* _Work to be completed_: Output the material exactly, but drop every image it holds.

───── Records provided

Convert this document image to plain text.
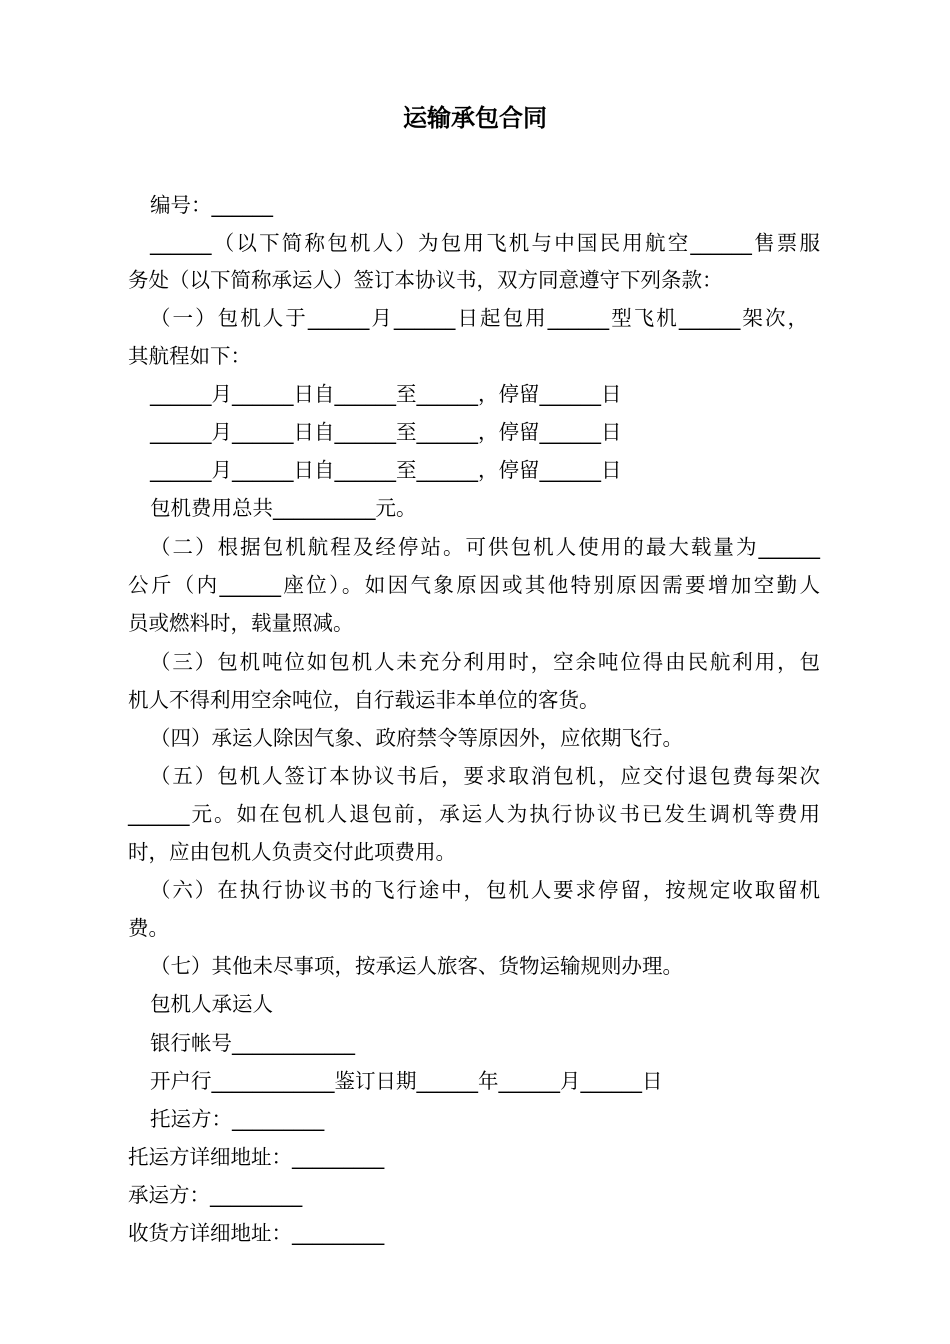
运输承包合同
编号：______
______（以下简称包机人）为包用飞机与中国民用航空______售票服
务处（以下简称承运人）签订本协议书，双方同意遵守下列条款：
（一）包机人于______月______日起包用______型飞机______架次，
其航程如下：
______月______日自______至______，停留______日
______月______日自______至______，停留______日
______月______日自______至______，停留______日
包机费用总共__________元。
（二）根据包机航程及经停站。可供包机人使用的最大载量为______
公斤（内______座位）。如因气象原因或其他特别原因需要增加空勤人
员或燃料时，载量照减。
（三）包机吨位如包机人未充分利用时，空余吨位得由民航利用，包
机人不得利用空余吨位，自行载运非本单位的客货。
（四）承运人除因气象、政府禁令等原因外，应依期飞行。
（五）包机人签订本协议书后，要求取消包机，应交付退包费每架次
______元。如在包机人退包前，承运人为执行协议书已发生调机等费用
时，应由包机人负责交付此项费用。
（六）在执行协议书的飞行途中，包机人要求停留，按规定收取留机
费。
（七）其他未尽事项，按承运人旅客、货物运输规则办理。
包机人承运人
银行帐号____________
开户行____________鉴订日期______年______月______日
托运方：_________
托运方详细地址：_________
承运方：_________
收货方详细地址：_________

──────────

* _Response below_:
Convert this document image to plain text.
运输承包合同
编号：______
______（以下简称包机人）为包用飞机与中国民用航空______售票服
务处（以下简称承运人）签订本协议书，双方同意遵守下列条款：
（一）包机人于______月______日起包用______型飞机______架次，
其航程如下：
______月______日自______至______，停留______日
______月______日自______至______，停留______日
______月______日自______至______，停留______日
包机费用总共__________元。
（二）根据包机航程及经停站。可供包机人使用的最大载量为______
公斤（内______座位）。如因气象原因或其他特别原因需要增加空勤人
员或燃料时，载量照减。
（三）包机吨位如包机人未充分利用时，空余吨位得由民航利用，包
机人不得利用空余吨位，自行载运非本单位的客货。
（四）承运人除因气象、政府禁令等原因外，应依期飞行。
（五）包机人签订本协议书后，要求取消包机，应交付退包费每架次
______元。如在包机人退包前，承运人为执行协议书已发生调机等费用
时，应由包机人负责交付此项费用。
（六）在执行协议书的飞行途中，包机人要求停留，按规定收取留机
费。
（七）其他未尽事项，按承运人旅客、货物运输规则办理。
包机人承运人
银行帐号____________
开户行____________鉴订日期______年______月______日
托运方：_________
托运方详细地址：_________
承运方：_________
收货方详细地址：_________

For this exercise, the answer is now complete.